### WHAT YOU HAVE TO DO
Leave out the pictures; transcribe all else exactly.

### DATA IN THIS EXERCISE
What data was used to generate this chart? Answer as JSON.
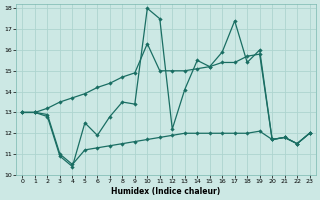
{
  "xlabel": "Humidex (Indice chaleur)",
  "xlim": [
    -0.5,
    23.5
  ],
  "ylim": [
    10,
    18.2
  ],
  "yticks": [
    10,
    11,
    12,
    13,
    14,
    15,
    16,
    17,
    18
  ],
  "xticks": [
    0,
    1,
    2,
    3,
    4,
    5,
    6,
    7,
    8,
    9,
    10,
    11,
    12,
    13,
    14,
    15,
    16,
    17,
    18,
    19,
    20,
    21,
    22,
    23
  ],
  "bg_color": "#cce8e4",
  "grid_color": "#aed4cf",
  "line_color": "#1a6e63",
  "line1_x": [
    0,
    1,
    2,
    3,
    4,
    5,
    6,
    7,
    8,
    9,
    10,
    11,
    12,
    13,
    14,
    15,
    16,
    17,
    18,
    19,
    20,
    21,
    22,
    23
  ],
  "line1_y": [
    13.0,
    13.0,
    12.8,
    10.9,
    10.4,
    12.5,
    11.9,
    12.8,
    13.5,
    13.4,
    18.0,
    17.5,
    12.2,
    14.1,
    15.5,
    15.2,
    15.9,
    17.4,
    15.4,
    16.0,
    11.7,
    11.8,
    11.5,
    12.0
  ],
  "line2_x": [
    0,
    1,
    2,
    3,
    4,
    5,
    6,
    7,
    8,
    9,
    10,
    11,
    12,
    13,
    14,
    15,
    16,
    17,
    18,
    19,
    20,
    21,
    22,
    23
  ],
  "line2_y": [
    13.0,
    13.0,
    13.2,
    13.5,
    13.7,
    13.9,
    14.2,
    14.4,
    14.7,
    14.9,
    16.3,
    15.0,
    15.0,
    15.0,
    15.1,
    15.2,
    15.4,
    15.4,
    15.7,
    15.8,
    11.7,
    11.8,
    11.5,
    12.0
  ],
  "line3_x": [
    0,
    1,
    2,
    3,
    4,
    5,
    6,
    7,
    8,
    9,
    10,
    11,
    12,
    13,
    14,
    15,
    16,
    17,
    18,
    19,
    20,
    21,
    22,
    23
  ],
  "line3_y": [
    13.0,
    13.0,
    12.9,
    11.0,
    10.5,
    11.2,
    11.3,
    11.4,
    11.5,
    11.6,
    11.7,
    11.8,
    11.9,
    12.0,
    12.0,
    12.0,
    12.0,
    12.0,
    12.0,
    12.1,
    11.7,
    11.8,
    11.5,
    12.0
  ]
}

### WRITTEN RESPONSE
What data was used to generate this chart? Answer as JSON.
{
  "xlabel": "Humidex (Indice chaleur)",
  "xlim": [
    -0.5,
    23.5
  ],
  "ylim": [
    10,
    18.2
  ],
  "yticks": [
    10,
    11,
    12,
    13,
    14,
    15,
    16,
    17,
    18
  ],
  "xticks": [
    0,
    1,
    2,
    3,
    4,
    5,
    6,
    7,
    8,
    9,
    10,
    11,
    12,
    13,
    14,
    15,
    16,
    17,
    18,
    19,
    20,
    21,
    22,
    23
  ],
  "bg_color": "#cce8e4",
  "grid_color": "#aed4cf",
  "line_color": "#1a6e63",
  "line1_x": [
    0,
    1,
    2,
    3,
    4,
    5,
    6,
    7,
    8,
    9,
    10,
    11,
    12,
    13,
    14,
    15,
    16,
    17,
    18,
    19,
    20,
    21,
    22,
    23
  ],
  "line1_y": [
    13.0,
    13.0,
    12.8,
    10.9,
    10.4,
    12.5,
    11.9,
    12.8,
    13.5,
    13.4,
    18.0,
    17.5,
    12.2,
    14.1,
    15.5,
    15.2,
    15.9,
    17.4,
    15.4,
    16.0,
    11.7,
    11.8,
    11.5,
    12.0
  ],
  "line2_x": [
    0,
    1,
    2,
    3,
    4,
    5,
    6,
    7,
    8,
    9,
    10,
    11,
    12,
    13,
    14,
    15,
    16,
    17,
    18,
    19,
    20,
    21,
    22,
    23
  ],
  "line2_y": [
    13.0,
    13.0,
    13.2,
    13.5,
    13.7,
    13.9,
    14.2,
    14.4,
    14.7,
    14.9,
    16.3,
    15.0,
    15.0,
    15.0,
    15.1,
    15.2,
    15.4,
    15.4,
    15.7,
    15.8,
    11.7,
    11.8,
    11.5,
    12.0
  ],
  "line3_x": [
    0,
    1,
    2,
    3,
    4,
    5,
    6,
    7,
    8,
    9,
    10,
    11,
    12,
    13,
    14,
    15,
    16,
    17,
    18,
    19,
    20,
    21,
    22,
    23
  ],
  "line3_y": [
    13.0,
    13.0,
    12.9,
    11.0,
    10.5,
    11.2,
    11.3,
    11.4,
    11.5,
    11.6,
    11.7,
    11.8,
    11.9,
    12.0,
    12.0,
    12.0,
    12.0,
    12.0,
    12.0,
    12.1,
    11.7,
    11.8,
    11.5,
    12.0
  ]
}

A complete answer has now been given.